Task details => Gather each line of the records where "complementaire" appears.

Material for the task =>
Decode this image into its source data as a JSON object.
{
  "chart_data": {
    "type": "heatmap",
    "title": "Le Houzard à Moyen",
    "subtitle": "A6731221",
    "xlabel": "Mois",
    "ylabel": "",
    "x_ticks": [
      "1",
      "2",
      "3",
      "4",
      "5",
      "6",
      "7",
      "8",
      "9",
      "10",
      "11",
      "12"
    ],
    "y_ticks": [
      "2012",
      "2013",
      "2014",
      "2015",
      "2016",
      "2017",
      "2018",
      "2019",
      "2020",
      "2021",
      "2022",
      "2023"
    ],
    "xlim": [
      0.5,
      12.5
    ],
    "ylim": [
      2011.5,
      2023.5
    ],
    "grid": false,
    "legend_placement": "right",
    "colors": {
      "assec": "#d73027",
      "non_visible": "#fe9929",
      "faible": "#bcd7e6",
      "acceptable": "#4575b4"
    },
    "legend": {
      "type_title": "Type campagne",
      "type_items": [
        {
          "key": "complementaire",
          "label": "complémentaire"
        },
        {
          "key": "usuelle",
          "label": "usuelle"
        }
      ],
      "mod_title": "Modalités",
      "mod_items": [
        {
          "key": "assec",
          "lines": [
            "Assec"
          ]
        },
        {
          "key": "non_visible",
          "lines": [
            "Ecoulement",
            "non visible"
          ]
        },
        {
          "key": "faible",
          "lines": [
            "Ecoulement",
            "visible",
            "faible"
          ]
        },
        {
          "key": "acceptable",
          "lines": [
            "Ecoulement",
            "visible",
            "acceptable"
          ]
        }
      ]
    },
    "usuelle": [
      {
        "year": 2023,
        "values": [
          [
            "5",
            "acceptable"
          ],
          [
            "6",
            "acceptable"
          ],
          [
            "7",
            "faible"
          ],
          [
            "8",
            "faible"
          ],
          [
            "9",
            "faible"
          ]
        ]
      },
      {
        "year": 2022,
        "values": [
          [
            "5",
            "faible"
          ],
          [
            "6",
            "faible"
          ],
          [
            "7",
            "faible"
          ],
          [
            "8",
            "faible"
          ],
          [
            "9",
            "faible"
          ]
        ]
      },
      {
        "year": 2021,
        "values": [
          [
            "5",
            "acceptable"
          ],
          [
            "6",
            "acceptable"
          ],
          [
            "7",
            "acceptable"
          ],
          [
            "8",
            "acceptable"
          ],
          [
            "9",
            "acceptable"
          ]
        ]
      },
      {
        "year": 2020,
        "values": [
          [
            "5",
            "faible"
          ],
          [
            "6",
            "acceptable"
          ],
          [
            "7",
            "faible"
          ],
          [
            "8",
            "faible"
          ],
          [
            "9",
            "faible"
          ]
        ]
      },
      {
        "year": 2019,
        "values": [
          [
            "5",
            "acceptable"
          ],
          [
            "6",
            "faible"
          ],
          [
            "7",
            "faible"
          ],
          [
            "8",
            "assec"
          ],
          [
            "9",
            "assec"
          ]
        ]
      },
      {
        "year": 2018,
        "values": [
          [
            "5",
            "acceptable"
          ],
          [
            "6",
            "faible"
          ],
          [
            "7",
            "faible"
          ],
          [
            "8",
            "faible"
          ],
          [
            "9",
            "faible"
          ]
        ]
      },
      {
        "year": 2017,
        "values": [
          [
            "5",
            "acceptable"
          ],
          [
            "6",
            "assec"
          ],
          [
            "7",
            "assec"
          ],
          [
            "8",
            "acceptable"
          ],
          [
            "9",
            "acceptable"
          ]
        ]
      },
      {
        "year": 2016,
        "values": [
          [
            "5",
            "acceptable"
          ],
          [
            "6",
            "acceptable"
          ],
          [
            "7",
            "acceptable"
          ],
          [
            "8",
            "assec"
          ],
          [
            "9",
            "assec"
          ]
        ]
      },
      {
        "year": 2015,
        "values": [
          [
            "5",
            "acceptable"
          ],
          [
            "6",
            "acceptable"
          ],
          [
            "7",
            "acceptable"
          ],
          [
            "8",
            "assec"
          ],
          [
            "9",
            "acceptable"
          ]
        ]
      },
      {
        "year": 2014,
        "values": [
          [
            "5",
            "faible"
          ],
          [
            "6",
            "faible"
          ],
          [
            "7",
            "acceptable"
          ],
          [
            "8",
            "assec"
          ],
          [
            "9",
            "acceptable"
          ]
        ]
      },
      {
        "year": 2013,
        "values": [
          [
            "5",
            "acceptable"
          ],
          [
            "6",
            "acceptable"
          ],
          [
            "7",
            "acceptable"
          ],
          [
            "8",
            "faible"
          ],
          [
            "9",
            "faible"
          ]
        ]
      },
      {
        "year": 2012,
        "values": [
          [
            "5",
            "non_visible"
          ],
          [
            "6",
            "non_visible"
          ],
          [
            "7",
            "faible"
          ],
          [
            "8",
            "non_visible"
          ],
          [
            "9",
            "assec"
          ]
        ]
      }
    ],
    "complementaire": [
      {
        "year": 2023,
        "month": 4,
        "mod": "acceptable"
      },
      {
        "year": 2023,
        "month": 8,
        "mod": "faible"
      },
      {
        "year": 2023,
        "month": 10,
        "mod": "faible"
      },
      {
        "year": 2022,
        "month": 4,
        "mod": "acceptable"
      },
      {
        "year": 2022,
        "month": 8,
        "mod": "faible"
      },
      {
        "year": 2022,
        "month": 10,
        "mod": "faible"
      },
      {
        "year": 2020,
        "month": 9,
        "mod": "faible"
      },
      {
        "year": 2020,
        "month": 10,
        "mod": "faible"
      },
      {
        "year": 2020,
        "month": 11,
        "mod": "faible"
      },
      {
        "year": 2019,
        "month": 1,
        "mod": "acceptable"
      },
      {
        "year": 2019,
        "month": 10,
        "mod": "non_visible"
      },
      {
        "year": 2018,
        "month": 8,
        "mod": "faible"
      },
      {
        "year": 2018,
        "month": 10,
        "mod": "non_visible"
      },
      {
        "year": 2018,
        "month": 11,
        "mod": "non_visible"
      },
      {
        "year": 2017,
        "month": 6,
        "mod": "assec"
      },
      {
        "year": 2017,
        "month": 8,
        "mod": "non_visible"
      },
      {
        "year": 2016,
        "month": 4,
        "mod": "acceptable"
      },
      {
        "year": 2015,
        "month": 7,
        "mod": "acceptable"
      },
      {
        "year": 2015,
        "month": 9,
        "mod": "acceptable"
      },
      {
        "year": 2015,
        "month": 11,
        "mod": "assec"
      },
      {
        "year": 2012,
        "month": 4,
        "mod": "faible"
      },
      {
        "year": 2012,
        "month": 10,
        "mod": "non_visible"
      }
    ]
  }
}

Solution to the exercise =>
          "key": "complementaire",
    "complementaire": [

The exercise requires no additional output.